* _THE PROBLEM_
Find every line in the records below that contains the word "this", and copy each such line.

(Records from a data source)
* * * *

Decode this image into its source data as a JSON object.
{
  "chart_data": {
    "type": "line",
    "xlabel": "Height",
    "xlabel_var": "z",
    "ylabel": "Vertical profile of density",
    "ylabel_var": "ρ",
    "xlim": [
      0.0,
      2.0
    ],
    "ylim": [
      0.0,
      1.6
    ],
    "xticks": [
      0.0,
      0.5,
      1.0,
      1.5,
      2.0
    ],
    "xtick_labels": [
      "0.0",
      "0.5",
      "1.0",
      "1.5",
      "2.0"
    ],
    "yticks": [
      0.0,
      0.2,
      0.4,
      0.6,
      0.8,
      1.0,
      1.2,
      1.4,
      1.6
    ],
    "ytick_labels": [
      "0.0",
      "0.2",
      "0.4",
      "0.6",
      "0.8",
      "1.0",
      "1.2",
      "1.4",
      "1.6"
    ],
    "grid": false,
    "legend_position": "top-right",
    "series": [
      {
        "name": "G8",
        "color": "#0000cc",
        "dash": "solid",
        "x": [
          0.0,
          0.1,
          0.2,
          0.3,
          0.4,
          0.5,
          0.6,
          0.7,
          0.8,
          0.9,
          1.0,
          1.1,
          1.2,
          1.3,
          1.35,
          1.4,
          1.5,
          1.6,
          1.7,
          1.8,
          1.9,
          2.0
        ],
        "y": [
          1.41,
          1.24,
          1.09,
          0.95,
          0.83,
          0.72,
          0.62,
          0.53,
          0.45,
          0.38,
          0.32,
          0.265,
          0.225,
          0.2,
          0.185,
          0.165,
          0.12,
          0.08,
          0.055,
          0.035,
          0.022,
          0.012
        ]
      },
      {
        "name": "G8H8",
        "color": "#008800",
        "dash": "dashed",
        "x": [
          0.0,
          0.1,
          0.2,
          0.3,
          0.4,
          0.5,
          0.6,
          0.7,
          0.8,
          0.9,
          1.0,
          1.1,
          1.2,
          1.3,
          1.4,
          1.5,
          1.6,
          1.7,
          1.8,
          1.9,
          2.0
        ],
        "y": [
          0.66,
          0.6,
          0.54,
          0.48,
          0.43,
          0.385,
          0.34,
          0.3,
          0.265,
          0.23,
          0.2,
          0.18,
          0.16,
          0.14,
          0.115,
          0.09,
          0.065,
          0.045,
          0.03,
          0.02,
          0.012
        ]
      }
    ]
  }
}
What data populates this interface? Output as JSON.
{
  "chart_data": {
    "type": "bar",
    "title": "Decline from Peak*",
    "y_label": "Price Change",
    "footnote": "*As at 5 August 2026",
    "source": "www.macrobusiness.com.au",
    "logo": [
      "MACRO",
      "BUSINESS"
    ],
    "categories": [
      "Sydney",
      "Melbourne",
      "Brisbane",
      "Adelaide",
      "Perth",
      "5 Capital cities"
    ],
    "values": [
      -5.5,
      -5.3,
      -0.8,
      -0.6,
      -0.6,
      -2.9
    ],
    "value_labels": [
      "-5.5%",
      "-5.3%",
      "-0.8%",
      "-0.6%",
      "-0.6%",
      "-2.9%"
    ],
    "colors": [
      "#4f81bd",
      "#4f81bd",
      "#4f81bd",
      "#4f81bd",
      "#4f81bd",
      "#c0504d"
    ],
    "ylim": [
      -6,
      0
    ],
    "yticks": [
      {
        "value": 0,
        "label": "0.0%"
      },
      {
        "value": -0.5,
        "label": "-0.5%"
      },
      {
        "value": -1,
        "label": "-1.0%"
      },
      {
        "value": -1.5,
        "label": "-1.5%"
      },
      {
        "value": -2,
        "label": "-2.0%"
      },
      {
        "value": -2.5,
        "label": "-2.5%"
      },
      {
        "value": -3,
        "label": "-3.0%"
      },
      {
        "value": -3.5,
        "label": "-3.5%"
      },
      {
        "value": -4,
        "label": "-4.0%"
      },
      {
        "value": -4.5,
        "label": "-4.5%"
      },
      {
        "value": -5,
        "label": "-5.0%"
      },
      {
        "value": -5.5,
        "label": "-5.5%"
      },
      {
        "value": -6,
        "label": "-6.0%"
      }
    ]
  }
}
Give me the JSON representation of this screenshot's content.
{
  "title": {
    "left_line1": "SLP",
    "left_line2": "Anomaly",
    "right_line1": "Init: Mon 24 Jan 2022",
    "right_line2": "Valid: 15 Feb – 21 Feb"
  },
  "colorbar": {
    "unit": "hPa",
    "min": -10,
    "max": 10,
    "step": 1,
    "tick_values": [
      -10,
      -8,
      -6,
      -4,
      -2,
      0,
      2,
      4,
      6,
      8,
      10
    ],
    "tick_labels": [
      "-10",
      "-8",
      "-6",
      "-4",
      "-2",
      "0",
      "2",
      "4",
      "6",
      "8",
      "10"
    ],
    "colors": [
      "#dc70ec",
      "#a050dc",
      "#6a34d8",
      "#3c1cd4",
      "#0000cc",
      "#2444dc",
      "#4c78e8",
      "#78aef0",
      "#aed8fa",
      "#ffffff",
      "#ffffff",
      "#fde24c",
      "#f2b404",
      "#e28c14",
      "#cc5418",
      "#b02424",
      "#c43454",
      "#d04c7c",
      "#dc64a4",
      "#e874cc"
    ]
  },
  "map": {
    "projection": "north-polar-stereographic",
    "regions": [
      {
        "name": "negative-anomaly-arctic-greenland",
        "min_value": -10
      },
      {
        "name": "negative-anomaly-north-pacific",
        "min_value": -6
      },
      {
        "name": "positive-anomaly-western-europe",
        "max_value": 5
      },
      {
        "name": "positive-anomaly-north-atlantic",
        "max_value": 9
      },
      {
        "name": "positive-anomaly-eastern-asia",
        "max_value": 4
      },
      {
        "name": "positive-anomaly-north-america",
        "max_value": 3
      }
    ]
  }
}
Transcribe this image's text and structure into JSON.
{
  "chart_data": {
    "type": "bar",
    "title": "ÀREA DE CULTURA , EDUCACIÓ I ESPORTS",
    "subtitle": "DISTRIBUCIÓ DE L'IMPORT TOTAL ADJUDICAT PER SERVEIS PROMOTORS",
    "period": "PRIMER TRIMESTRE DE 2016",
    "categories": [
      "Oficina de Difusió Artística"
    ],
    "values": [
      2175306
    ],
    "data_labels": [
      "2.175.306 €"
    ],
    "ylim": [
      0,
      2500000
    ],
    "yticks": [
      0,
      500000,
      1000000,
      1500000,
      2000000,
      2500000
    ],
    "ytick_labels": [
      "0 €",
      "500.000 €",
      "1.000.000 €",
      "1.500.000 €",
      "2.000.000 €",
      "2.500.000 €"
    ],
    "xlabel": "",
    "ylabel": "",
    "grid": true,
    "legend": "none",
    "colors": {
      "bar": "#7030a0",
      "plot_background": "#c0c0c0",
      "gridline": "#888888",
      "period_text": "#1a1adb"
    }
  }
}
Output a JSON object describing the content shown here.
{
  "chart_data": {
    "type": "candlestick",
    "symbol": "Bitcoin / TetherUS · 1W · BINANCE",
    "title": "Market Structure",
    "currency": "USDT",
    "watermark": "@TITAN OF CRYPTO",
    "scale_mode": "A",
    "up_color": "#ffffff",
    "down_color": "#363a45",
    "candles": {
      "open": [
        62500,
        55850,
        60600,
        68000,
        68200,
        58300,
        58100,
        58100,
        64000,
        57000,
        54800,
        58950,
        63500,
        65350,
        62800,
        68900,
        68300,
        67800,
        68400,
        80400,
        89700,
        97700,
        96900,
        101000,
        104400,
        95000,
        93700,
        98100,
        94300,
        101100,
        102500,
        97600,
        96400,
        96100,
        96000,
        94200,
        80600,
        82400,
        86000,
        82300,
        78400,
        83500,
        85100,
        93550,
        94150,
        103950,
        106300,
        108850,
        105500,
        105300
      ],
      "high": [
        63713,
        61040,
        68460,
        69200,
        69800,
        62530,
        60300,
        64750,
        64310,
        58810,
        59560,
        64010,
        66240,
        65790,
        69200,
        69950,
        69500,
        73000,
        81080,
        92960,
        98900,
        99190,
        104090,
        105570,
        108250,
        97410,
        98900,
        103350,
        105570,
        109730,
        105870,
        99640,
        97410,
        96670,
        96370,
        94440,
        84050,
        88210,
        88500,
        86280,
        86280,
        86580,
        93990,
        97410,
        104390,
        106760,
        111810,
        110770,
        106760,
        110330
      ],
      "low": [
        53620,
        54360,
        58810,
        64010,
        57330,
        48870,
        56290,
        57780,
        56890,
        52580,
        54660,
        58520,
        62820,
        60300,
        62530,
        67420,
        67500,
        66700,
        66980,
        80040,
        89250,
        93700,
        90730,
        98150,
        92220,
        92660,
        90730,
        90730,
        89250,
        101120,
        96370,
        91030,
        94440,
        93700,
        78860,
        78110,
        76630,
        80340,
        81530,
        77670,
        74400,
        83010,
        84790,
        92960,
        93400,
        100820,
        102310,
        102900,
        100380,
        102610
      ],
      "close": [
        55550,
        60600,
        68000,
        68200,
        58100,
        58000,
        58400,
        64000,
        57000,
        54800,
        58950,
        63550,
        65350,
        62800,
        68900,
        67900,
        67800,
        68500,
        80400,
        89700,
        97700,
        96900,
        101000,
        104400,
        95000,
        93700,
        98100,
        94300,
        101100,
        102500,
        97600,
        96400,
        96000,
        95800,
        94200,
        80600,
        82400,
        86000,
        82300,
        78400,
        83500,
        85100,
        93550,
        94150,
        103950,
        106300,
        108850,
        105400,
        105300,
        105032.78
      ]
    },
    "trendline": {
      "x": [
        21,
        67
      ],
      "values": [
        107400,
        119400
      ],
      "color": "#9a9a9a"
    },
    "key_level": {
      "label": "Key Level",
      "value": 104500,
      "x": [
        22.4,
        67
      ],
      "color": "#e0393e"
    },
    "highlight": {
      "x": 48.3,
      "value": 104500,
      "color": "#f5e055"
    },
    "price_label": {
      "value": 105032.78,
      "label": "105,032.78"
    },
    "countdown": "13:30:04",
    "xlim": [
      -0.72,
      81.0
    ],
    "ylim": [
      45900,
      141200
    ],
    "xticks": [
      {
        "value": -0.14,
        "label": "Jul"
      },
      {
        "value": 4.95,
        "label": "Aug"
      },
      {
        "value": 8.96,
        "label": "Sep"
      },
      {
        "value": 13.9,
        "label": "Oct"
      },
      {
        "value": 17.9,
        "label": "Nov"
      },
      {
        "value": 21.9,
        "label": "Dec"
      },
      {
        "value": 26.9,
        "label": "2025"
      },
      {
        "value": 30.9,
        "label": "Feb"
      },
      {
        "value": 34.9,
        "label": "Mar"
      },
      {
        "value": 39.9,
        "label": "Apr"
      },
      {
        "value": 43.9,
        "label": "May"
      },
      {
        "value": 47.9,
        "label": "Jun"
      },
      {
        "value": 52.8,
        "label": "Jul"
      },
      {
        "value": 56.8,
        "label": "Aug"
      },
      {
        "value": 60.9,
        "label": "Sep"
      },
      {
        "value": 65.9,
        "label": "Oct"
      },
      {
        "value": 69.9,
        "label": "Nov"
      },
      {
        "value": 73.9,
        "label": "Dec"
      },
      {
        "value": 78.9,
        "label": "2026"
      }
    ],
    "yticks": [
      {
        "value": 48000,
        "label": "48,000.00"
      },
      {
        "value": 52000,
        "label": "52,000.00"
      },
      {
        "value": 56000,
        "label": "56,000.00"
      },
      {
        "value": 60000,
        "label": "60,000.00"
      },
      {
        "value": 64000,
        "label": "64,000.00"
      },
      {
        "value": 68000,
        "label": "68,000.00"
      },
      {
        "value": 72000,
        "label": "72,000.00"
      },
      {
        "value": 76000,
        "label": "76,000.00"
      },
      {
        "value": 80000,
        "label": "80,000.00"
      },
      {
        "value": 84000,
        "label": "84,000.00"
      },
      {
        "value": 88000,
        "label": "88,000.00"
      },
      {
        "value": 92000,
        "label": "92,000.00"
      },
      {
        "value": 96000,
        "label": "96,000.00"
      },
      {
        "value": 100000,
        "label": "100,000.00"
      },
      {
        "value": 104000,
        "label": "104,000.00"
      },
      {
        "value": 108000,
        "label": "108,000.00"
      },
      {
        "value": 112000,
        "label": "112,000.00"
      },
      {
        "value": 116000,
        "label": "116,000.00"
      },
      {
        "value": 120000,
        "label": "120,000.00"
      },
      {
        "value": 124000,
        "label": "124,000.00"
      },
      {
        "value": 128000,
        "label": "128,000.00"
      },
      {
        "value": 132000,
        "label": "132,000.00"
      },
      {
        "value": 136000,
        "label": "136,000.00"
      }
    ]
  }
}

* * * *

* _TASK RESPONSE_
Decode this image into its source data as a JSON object.
What data populates this interface? Output as JSON.
Give me the JSON representation of this screenshot's content.
Transcribe this image's text and structure into JSON.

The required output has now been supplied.